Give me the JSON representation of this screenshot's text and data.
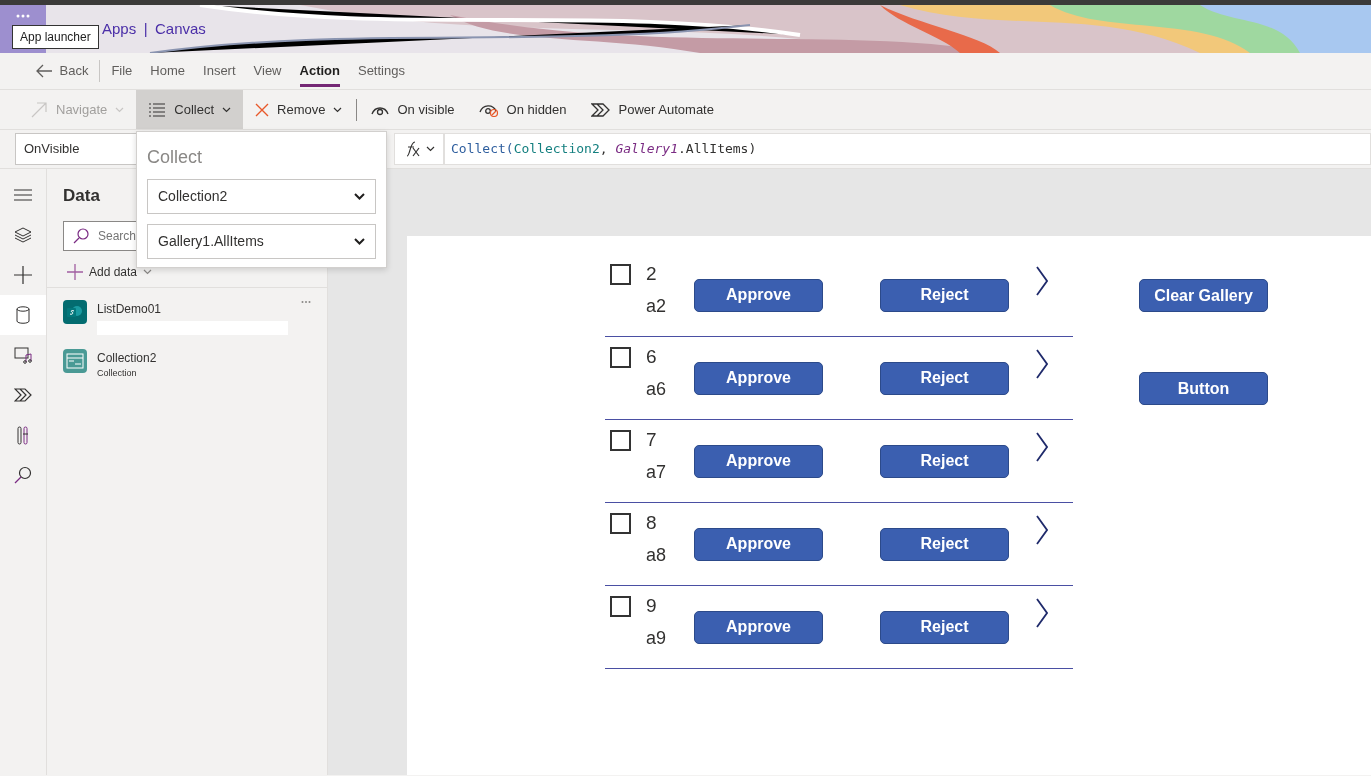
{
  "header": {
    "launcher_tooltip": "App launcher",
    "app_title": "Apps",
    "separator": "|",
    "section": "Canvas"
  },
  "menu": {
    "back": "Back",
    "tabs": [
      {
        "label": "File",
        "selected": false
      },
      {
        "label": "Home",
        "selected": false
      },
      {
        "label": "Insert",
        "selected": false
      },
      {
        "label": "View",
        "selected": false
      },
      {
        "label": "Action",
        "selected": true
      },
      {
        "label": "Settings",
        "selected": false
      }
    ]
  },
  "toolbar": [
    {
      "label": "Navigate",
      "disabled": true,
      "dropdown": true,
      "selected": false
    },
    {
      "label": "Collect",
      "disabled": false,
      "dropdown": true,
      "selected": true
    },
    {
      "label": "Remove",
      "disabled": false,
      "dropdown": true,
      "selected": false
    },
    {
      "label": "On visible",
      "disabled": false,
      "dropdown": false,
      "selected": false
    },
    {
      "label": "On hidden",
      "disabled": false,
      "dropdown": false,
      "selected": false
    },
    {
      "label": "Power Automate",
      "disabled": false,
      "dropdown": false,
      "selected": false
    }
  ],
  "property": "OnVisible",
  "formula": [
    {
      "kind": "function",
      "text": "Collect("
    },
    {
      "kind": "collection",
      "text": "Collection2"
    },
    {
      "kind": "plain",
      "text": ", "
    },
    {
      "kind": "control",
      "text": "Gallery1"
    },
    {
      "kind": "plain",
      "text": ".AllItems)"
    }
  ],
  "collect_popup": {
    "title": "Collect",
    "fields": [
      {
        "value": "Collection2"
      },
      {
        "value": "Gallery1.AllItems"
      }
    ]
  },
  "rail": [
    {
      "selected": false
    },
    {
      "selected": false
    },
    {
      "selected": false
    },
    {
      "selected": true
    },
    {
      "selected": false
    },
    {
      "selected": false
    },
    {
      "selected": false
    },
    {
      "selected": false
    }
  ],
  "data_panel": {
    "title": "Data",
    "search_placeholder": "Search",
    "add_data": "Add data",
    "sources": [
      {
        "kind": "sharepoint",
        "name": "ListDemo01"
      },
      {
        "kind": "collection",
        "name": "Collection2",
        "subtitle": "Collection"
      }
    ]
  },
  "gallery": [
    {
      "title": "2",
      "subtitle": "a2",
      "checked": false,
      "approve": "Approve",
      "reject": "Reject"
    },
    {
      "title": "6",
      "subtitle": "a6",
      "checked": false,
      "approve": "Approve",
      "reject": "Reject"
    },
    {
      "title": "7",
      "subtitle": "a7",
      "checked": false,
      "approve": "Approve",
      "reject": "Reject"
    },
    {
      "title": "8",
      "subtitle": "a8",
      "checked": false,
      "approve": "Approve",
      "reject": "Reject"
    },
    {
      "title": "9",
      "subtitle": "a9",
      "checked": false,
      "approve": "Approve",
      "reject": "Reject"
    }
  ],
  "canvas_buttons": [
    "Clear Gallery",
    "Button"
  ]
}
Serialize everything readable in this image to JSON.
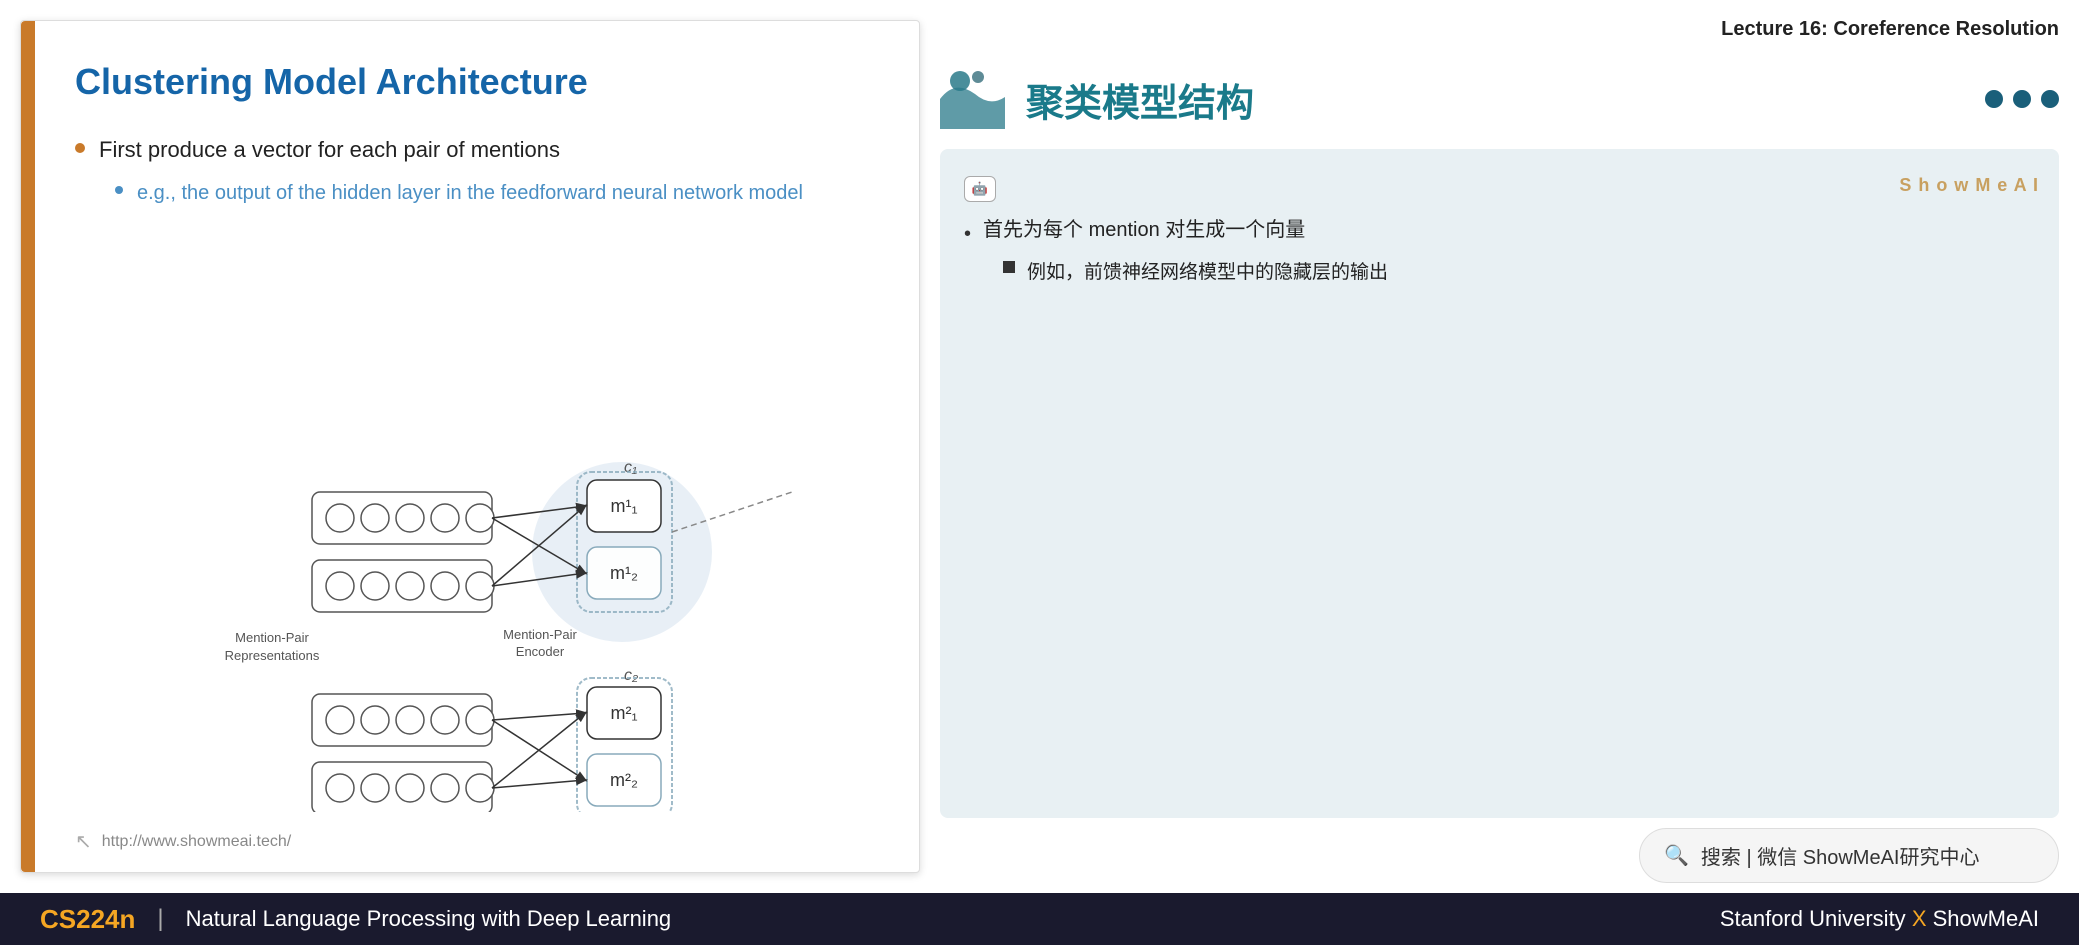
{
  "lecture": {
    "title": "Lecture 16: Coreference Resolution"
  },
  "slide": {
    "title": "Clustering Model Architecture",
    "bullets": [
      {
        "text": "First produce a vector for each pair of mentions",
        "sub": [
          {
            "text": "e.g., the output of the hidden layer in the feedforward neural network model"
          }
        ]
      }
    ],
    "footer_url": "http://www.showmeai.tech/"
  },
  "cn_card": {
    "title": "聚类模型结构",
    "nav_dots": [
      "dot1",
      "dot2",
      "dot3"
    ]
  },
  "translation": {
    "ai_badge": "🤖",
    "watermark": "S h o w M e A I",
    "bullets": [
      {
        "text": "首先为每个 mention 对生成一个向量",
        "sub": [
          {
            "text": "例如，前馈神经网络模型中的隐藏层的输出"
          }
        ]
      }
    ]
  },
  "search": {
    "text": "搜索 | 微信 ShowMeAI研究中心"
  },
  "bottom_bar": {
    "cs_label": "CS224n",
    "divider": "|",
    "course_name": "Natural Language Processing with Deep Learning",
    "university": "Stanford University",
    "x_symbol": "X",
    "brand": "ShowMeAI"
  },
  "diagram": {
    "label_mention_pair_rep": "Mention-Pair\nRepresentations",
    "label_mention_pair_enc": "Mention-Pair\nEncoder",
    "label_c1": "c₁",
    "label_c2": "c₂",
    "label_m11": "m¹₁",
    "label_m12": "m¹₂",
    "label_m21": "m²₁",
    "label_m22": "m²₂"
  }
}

» Exercise details
Identify all lines in the records above with the word "JSON".

» Correct output
Give me the JSON representation of this screenshot's text and data.
Serialize everything readable in this image to JSON.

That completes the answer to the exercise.